» **Directions for this task**: Of the lines in these entries, how many contain the string "home"? Give the number and nothing else.

» **The data**:
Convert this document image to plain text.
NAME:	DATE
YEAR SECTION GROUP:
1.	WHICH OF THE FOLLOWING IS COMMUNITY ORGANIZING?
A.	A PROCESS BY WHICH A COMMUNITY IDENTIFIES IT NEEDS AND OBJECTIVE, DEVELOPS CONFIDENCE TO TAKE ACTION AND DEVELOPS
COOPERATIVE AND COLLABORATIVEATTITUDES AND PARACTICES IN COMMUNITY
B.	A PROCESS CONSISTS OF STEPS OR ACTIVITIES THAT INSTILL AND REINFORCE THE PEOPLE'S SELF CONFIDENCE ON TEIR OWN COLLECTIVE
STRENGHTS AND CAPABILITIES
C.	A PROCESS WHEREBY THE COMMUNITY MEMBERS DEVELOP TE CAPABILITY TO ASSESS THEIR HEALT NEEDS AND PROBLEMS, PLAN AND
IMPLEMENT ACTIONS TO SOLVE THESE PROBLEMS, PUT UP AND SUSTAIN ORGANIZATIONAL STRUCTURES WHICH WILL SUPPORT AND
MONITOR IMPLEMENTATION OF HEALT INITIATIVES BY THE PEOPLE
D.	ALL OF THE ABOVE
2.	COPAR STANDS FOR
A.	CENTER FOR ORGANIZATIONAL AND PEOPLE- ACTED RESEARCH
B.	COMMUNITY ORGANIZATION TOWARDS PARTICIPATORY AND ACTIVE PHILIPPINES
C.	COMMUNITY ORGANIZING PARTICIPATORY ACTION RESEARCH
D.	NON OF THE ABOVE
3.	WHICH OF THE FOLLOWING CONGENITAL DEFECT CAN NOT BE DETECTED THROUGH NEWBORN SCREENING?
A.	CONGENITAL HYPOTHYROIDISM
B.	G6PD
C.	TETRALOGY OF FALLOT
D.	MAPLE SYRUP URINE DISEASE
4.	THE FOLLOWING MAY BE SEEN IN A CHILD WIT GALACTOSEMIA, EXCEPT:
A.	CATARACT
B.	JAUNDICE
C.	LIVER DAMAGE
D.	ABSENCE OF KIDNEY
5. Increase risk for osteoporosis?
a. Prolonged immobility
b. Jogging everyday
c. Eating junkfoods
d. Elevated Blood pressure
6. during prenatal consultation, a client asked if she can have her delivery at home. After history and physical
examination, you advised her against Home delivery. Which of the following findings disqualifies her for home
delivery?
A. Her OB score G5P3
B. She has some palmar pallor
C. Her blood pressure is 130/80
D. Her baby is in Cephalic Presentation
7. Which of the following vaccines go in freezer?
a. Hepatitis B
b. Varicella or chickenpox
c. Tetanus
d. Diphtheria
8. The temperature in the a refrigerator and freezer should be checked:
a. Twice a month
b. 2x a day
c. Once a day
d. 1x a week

» **In response**: 2